THE TASK: Scan the data below and report how many lines include the word "bằng". Nothing else is wanted.

Stored items from a collection:
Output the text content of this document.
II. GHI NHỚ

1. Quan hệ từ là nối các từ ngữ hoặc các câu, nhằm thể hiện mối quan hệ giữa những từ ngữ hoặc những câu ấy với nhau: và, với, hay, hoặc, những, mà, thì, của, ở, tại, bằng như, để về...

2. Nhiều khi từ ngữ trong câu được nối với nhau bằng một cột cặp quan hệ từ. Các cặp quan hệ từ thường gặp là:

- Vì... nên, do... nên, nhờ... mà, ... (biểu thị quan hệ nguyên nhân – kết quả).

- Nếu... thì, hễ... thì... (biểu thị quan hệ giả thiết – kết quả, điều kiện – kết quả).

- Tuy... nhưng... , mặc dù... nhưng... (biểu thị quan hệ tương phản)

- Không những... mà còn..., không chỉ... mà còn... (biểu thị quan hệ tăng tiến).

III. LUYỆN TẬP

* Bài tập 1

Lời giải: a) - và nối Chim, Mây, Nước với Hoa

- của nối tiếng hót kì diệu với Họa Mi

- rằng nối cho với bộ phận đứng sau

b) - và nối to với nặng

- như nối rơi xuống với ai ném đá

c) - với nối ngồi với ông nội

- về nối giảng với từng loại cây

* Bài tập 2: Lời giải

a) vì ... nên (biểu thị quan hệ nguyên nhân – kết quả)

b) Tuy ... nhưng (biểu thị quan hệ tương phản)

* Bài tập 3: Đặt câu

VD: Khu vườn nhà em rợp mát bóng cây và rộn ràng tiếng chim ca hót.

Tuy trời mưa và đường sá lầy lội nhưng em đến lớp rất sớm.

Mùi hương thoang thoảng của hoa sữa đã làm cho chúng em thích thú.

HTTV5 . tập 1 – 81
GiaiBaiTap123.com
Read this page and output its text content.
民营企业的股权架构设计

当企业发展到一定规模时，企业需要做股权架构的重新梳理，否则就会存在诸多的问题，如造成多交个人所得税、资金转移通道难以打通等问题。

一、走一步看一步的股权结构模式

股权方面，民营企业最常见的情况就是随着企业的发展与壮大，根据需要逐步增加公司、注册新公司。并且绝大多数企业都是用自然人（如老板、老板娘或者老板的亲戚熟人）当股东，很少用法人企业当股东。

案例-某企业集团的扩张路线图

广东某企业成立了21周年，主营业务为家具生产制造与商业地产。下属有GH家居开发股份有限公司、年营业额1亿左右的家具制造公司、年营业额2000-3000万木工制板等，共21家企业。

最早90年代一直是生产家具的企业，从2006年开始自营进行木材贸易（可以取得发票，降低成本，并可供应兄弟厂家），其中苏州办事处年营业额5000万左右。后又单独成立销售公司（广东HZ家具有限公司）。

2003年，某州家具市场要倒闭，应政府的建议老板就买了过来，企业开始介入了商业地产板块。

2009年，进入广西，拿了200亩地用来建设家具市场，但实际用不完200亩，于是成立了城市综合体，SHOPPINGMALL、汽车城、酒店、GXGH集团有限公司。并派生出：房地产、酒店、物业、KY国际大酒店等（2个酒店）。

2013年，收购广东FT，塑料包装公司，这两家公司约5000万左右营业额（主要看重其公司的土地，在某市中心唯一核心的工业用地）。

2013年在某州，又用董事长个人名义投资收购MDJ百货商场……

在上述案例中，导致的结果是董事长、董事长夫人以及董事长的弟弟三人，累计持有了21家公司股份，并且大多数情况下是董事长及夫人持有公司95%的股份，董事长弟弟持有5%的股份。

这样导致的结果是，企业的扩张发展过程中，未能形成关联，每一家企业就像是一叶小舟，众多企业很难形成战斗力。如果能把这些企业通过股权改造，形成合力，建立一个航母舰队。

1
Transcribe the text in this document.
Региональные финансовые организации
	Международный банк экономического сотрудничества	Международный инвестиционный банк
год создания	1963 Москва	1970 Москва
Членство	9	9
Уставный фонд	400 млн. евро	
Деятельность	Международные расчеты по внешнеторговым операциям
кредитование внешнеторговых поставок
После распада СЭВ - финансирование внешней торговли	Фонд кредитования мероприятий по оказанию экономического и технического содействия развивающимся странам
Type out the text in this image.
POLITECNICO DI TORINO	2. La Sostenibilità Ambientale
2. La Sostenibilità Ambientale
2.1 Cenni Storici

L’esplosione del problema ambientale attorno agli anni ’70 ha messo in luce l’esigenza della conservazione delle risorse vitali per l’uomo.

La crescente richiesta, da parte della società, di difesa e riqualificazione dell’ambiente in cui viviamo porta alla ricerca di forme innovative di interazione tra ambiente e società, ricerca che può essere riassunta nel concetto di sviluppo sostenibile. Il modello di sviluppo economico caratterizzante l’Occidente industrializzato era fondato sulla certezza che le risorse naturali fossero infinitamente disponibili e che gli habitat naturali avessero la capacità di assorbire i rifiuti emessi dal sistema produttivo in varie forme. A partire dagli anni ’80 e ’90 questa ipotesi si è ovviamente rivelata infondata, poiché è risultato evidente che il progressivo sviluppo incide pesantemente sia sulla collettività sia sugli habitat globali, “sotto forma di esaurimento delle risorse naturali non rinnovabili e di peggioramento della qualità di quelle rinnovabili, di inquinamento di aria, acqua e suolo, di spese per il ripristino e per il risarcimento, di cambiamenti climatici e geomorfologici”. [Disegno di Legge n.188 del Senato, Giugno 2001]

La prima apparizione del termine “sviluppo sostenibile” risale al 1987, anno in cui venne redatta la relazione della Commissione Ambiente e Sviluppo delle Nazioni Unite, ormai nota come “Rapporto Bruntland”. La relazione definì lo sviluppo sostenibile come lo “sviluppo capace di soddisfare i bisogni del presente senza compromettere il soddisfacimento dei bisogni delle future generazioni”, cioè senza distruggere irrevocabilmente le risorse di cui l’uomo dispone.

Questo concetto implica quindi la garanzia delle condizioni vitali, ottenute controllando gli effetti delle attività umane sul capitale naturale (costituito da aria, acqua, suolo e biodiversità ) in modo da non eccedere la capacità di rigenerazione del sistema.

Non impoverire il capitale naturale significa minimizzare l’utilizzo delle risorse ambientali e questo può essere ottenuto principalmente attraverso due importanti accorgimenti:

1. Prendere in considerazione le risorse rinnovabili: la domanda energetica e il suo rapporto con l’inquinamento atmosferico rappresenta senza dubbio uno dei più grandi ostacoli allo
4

CORRECT ANSWER: 2